Stated task => Single out the lines that include the word "rwilliams". Copy them.
## start Data entries
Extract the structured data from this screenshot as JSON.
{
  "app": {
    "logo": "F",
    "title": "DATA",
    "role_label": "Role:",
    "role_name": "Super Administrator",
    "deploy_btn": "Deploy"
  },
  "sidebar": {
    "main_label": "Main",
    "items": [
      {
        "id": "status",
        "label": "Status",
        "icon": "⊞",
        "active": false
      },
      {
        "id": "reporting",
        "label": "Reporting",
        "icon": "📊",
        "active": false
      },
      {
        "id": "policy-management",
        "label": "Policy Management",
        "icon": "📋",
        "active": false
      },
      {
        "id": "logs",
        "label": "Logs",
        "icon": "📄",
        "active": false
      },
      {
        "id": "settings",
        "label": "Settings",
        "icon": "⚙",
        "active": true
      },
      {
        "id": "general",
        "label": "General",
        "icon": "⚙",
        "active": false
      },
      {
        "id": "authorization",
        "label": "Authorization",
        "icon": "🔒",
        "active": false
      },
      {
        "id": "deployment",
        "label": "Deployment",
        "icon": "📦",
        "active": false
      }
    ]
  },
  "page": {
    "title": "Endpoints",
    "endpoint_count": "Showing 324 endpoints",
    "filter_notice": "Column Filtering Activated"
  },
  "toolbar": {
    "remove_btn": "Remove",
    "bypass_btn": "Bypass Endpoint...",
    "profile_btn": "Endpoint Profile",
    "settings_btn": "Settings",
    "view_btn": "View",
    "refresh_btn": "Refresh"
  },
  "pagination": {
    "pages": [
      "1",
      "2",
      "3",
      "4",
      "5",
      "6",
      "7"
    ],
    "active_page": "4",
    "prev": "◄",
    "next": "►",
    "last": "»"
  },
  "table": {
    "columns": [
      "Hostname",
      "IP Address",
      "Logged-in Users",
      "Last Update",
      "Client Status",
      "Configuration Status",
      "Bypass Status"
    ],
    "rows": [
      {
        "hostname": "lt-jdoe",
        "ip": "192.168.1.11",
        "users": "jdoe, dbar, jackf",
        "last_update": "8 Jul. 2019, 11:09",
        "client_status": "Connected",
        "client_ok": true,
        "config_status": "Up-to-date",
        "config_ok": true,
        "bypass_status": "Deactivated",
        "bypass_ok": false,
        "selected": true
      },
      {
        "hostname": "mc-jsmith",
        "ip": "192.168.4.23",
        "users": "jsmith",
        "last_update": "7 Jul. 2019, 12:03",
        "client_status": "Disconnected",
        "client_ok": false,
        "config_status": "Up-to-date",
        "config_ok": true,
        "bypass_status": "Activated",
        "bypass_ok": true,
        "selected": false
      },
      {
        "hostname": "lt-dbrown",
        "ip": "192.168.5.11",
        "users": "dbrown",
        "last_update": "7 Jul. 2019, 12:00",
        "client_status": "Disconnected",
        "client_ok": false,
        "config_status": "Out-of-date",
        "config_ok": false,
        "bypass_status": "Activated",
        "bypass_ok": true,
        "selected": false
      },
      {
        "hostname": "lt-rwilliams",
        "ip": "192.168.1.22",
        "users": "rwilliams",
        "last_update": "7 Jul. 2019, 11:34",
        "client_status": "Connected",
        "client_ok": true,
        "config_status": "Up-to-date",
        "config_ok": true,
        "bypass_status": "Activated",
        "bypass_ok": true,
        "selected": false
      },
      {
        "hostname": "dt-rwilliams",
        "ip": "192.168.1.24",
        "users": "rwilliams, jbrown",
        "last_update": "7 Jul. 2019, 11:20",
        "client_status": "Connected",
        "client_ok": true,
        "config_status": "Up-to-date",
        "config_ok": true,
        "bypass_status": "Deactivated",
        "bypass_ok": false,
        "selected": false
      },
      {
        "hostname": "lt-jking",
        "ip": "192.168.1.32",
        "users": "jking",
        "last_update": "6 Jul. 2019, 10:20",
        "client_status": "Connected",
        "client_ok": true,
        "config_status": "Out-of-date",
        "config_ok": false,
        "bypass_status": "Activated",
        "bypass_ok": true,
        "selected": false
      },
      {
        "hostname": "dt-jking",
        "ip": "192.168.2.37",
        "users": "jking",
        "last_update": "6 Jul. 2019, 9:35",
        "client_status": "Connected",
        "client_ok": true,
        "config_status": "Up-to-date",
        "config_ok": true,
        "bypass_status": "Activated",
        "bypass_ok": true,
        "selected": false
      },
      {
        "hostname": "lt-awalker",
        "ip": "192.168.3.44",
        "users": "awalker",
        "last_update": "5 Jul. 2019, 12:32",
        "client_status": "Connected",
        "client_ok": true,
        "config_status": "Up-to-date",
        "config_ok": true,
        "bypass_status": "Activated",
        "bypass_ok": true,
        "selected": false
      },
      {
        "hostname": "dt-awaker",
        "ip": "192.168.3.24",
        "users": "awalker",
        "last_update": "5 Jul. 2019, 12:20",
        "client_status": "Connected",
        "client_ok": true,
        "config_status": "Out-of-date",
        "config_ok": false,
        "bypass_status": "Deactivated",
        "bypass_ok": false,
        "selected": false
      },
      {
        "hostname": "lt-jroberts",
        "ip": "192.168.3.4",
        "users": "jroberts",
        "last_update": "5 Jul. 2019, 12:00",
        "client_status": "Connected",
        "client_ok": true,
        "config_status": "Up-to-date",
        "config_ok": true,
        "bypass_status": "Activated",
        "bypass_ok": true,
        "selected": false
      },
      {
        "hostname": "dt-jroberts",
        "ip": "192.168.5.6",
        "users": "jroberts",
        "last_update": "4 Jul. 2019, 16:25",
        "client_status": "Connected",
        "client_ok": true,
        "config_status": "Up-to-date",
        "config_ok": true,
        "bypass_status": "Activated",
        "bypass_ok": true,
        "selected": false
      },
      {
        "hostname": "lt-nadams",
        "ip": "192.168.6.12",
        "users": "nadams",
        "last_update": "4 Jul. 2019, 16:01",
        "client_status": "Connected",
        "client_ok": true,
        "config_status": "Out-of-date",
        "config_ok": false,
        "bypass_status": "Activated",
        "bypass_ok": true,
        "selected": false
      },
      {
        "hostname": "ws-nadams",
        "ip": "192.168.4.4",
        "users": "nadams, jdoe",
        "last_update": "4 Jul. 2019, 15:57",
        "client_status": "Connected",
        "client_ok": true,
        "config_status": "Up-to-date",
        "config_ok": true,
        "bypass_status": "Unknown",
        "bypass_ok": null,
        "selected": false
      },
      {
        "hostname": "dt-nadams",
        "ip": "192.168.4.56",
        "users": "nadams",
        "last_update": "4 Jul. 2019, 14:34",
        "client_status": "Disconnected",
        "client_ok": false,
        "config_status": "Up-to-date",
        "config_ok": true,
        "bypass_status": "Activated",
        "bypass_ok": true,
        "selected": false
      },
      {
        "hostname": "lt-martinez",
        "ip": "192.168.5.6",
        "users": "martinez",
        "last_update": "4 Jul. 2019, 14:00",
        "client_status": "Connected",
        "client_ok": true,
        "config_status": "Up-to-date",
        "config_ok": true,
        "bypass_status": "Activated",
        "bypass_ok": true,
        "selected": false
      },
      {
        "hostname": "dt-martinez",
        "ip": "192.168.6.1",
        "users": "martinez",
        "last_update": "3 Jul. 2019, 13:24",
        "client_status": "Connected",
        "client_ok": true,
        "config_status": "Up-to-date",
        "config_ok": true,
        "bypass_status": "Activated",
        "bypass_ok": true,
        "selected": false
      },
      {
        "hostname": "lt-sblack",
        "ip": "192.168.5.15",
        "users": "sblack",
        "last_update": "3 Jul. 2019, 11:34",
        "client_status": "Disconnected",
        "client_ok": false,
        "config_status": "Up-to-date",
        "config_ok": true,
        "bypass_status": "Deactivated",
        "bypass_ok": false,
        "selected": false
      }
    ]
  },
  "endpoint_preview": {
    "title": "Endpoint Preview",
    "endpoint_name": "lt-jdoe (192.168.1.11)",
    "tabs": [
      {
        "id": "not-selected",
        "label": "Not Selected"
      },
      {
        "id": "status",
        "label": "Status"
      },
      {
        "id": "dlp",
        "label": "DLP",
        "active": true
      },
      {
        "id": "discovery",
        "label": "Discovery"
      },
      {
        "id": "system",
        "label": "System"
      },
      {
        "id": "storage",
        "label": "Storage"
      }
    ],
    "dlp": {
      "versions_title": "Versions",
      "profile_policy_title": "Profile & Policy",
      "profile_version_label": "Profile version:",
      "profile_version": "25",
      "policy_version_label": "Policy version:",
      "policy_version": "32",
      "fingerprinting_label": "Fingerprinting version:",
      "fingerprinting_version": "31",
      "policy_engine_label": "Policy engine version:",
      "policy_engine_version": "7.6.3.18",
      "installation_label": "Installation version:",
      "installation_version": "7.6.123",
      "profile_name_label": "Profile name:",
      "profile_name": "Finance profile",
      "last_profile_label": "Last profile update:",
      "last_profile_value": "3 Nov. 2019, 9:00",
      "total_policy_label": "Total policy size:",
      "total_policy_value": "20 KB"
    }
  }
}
## end Data entries
Exercise result =>
        "hostname": "lt-rwilliams",
        "users": "rwilliams",
        "hostname": "dt-rwilliams",
        "users": "rwilliams, jbrown",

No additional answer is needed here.